─── Material to process ───
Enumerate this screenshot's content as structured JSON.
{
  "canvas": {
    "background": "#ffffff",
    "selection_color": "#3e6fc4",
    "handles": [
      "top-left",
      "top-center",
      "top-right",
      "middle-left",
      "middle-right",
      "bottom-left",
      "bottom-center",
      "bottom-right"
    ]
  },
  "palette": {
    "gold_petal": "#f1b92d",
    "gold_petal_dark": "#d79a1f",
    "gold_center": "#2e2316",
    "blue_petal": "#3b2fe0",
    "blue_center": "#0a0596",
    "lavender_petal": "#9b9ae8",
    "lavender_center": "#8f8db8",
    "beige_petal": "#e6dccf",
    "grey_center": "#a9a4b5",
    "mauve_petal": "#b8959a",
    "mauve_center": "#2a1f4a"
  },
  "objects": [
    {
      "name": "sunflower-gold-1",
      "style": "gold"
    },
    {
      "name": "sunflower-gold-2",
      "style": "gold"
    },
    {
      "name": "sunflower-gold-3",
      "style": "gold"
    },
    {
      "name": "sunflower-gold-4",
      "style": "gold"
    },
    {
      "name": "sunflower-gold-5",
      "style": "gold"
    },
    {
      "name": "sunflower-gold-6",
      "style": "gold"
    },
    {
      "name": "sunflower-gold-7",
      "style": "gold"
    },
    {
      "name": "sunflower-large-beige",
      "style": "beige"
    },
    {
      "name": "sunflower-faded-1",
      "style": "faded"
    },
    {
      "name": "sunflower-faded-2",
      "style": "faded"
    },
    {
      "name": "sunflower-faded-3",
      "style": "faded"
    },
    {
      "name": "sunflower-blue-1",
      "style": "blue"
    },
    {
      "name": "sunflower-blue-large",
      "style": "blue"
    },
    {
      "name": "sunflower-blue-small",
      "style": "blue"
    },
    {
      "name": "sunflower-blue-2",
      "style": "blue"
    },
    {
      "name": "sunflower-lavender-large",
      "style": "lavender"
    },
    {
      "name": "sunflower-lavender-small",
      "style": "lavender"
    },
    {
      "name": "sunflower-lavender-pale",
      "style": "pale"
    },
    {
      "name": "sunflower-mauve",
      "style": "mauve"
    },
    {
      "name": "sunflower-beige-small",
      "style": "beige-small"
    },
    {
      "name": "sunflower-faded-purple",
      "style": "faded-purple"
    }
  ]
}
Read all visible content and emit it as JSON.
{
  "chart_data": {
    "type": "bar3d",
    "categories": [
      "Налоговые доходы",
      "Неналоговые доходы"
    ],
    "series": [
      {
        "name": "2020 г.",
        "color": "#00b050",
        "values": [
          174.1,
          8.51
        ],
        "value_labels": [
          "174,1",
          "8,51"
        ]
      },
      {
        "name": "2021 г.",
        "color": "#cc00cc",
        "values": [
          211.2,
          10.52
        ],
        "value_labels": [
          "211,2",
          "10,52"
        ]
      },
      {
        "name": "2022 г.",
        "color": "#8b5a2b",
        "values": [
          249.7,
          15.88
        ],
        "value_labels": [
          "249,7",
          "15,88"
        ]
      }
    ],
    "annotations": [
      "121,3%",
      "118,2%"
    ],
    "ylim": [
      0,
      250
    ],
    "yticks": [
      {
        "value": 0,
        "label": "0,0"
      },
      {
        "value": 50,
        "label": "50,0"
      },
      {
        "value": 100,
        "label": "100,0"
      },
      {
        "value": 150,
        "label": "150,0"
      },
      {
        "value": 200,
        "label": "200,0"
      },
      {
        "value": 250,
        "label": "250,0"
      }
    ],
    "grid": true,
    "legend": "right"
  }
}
───
Write out the whole listing exactly.

*The result*.
Enumerate this screenshot's content as structured JSON.
{
  "canvas": {
    "background": "#ffffff",
    "selection_color": "#3e6fc4",
    "handles": [
      "top-left",
      "top-center",
      "top-right",
      "middle-left",
      "middle-right",
      "bottom-left",
      "bottom-center",
      "bottom-right"
    ]
  },
  "palette": {
    "gold_petal": "#f1b92d",
    "gold_petal_dark": "#d79a1f",
    "gold_center": "#2e2316",
    "blue_petal": "#3b2fe0",
    "blue_center": "#0a0596",
    "lavender_petal": "#9b9ae8",
    "lavender_center": "#8f8db8",
    "beige_petal": "#e6dccf",
    "grey_center": "#a9a4b5",
    "mauve_petal": "#b8959a",
    "mauve_center": "#2a1f4a"
  },
  "objects": [
    {
      "name": "sunflower-gold-1",
      "style": "gold"
    },
    {
      "name": "sunflower-gold-2",
      "style": "gold"
    },
    {
      "name": "sunflower-gold-3",
      "style": "gold"
    },
    {
      "name": "sunflower-gold-4",
      "style": "gold"
    },
    {
      "name": "sunflower-gold-5",
      "style": "gold"
    },
    {
      "name": "sunflower-gold-6",
      "style": "gold"
    },
    {
      "name": "sunflower-gold-7",
      "style": "gold"
    },
    {
      "name": "sunflower-large-beige",
      "style": "beige"
    },
    {
      "name": "sunflower-faded-1",
      "style": "faded"
    },
    {
      "name": "sunflower-faded-2",
      "style": "faded"
    },
    {
      "name": "sunflower-faded-3",
      "style": "faded"
    },
    {
      "name": "sunflower-blue-1",
      "style": "blue"
    },
    {
      "name": "sunflower-blue-large",
      "style": "blue"
    },
    {
      "name": "sunflower-blue-small",
      "style": "blue"
    },
    {
      "name": "sunflower-blue-2",
      "style": "blue"
    },
    {
      "name": "sunflower-lavender-large",
      "style": "lavender"
    },
    {
      "name": "sunflower-lavender-small",
      "style": "lavender"
    },
    {
      "name": "sunflower-lavender-pale",
      "style": "pale"
    },
    {
      "name": "sunflower-mauve",
      "style": "mauve"
    },
    {
      "name": "sunflower-beige-small",
      "style": "beige-small"
    },
    {
      "name": "sunflower-faded-purple",
      "style": "faded-purple"
    }
  ]
}
Read all visible content and emit it as JSON.
{
  "chart_data": {
    "type": "bar3d",
    "categories": [
      "Налоговые доходы",
      "Неналоговые доходы"
    ],
    "series": [
      {
        "name": "2020 г.",
        "color": "#00b050",
        "values": [
          174.1,
          8.51
        ],
        "value_labels": [
          "174,1",
          "8,51"
        ]
      },
      {
        "name": "2021 г.",
        "color": "#cc00cc",
        "values": [
          211.2,
          10.52
        ],
        "value_labels": [
          "211,2",
          "10,52"
        ]
      },
      {
        "name": "2022 г.",
        "color": "#8b5a2b",
        "values": [
          249.7,
          15.88
        ],
        "value_labels": [
          "249,7",
          "15,88"
        ]
      }
    ],
    "annotations": [
      "121,3%",
      "118,2%"
    ],
    "ylim": [
      0,
      250
    ],
    "yticks": [
      {
        "value": 0,
        "label": "0,0"
      },
      {
        "value": 50,
        "label": "50,0"
      },
      {
        "value": 100,
        "label": "100,0"
      },
      {
        "value": 150,
        "label": "150,0"
      },
      {
        "value": 200,
        "label": "200,0"
      },
      {
        "value": 250,
        "label": "250,0"
      }
    ],
    "grid": true,
    "legend": "right"
  }
}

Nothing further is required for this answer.